Start of STORED RECORDS

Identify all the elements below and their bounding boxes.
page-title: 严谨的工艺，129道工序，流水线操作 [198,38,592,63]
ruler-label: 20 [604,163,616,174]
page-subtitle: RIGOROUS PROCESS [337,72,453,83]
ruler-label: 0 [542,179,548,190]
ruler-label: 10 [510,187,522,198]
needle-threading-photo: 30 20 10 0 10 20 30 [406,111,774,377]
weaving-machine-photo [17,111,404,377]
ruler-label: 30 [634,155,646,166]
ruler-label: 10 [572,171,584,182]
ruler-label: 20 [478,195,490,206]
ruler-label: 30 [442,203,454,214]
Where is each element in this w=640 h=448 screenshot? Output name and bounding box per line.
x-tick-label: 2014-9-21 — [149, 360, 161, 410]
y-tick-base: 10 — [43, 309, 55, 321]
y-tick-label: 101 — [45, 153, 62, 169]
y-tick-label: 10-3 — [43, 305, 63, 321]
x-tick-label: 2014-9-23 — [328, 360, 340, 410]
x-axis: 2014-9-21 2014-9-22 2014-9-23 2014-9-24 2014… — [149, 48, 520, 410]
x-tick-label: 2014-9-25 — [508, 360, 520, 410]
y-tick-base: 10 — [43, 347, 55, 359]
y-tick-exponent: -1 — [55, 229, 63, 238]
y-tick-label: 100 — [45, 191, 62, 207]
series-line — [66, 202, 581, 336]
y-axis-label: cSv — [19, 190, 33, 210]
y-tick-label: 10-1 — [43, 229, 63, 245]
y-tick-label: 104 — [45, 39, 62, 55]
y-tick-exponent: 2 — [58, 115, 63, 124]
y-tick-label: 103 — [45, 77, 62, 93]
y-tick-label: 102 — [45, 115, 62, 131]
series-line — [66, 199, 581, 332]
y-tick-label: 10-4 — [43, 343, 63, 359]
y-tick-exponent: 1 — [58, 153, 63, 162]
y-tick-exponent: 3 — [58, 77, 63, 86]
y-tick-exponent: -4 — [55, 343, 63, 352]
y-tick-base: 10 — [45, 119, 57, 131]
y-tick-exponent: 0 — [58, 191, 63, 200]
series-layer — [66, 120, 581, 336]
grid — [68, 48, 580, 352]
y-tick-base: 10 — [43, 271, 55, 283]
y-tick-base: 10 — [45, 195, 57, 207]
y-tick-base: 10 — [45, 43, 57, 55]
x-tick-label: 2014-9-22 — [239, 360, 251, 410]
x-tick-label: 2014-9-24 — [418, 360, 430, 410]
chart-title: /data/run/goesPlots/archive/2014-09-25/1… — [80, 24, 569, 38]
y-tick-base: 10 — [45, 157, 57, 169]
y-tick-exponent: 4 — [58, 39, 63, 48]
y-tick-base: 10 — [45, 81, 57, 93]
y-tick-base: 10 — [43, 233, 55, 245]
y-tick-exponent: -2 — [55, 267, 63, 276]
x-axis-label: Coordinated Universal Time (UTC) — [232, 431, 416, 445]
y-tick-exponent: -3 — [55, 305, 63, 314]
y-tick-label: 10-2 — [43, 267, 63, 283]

End of STORED RECORDS

**DIRECTIVE**
Could you quote every line of the data above verbatim, from start to finish?

**EXERCISE OUTPUT**
Identify all the elements below and their bounding boxes.
page-title: 严谨的工艺，129道工序，流水线操作 [198,38,592,63]
ruler-label: 20 [604,163,616,174]
page-subtitle: RIGOROUS PROCESS [337,72,453,83]
ruler-label: 0 [542,179,548,190]
ruler-label: 10 [510,187,522,198]
needle-threading-photo: 30 20 10 0 10 20 30 [406,111,774,377]
weaving-machine-photo [17,111,404,377]
ruler-label: 30 [634,155,646,166]
ruler-label: 10 [572,171,584,182]
ruler-label: 20 [478,195,490,206]
ruler-label: 30 [442,203,454,214]
Where is each element in this w=640 h=448 screenshot? Output name and bounding box per line.
x-tick-label: 2014-9-21 — [149, 360, 161, 410]
y-tick-base: 10 — [43, 309, 55, 321]
y-tick-label: 101 — [45, 153, 62, 169]
y-tick-label: 10-3 — [43, 305, 63, 321]
x-tick-label: 2014-9-23 — [328, 360, 340, 410]
x-axis: 2014-9-21 2014-9-22 2014-9-23 2014-9-24 2014… — [149, 48, 520, 410]
x-tick-label: 2014-9-25 — [508, 360, 520, 410]
y-tick-base: 10 — [43, 347, 55, 359]
y-tick-exponent: -1 — [55, 229, 63, 238]
y-tick-label: 100 — [45, 191, 62, 207]
series-line — [66, 202, 581, 336]
y-axis-label: cSv — [19, 190, 33, 210]
y-tick-label: 10-1 — [43, 229, 63, 245]
y-tick-label: 104 — [45, 39, 62, 55]
y-tick-exponent: 2 — [58, 115, 63, 124]
y-tick-label: 103 — [45, 77, 62, 93]
y-tick-label: 102 — [45, 115, 62, 131]
series-line — [66, 199, 581, 332]
y-tick-label: 10-4 — [43, 343, 63, 359]
y-tick-exponent: 1 — [58, 153, 63, 162]
y-tick-exponent: 3 — [58, 77, 63, 86]
y-tick-exponent: -4 — [55, 343, 63, 352]
y-tick-base: 10 — [45, 119, 57, 131]
y-tick-exponent: 0 — [58, 191, 63, 200]
series-layer — [66, 120, 581, 336]
grid — [68, 48, 580, 352]
y-tick-base: 10 — [43, 271, 55, 283]
y-tick-base: 10 — [45, 195, 57, 207]
y-tick-base: 10 — [45, 43, 57, 55]
x-tick-label: 2014-9-22 — [239, 360, 251, 410]
x-tick-label: 2014-9-24 — [418, 360, 430, 410]
chart-title: /data/run/goesPlots/archive/2014-09-25/1… — [80, 24, 569, 38]
y-tick-base: 10 — [45, 157, 57, 169]
y-tick-exponent: 4 — [58, 39, 63, 48]
y-tick-base: 10 — [45, 81, 57, 93]
y-tick-base: 10 — [43, 233, 55, 245]
y-tick-exponent: -2 — [55, 267, 63, 276]
x-axis-label: Coordinated Universal Time (UTC) — [232, 431, 416, 445]
y-tick-exponent: -3 — [55, 305, 63, 314]
y-tick-label: 10-2 — [43, 267, 63, 283]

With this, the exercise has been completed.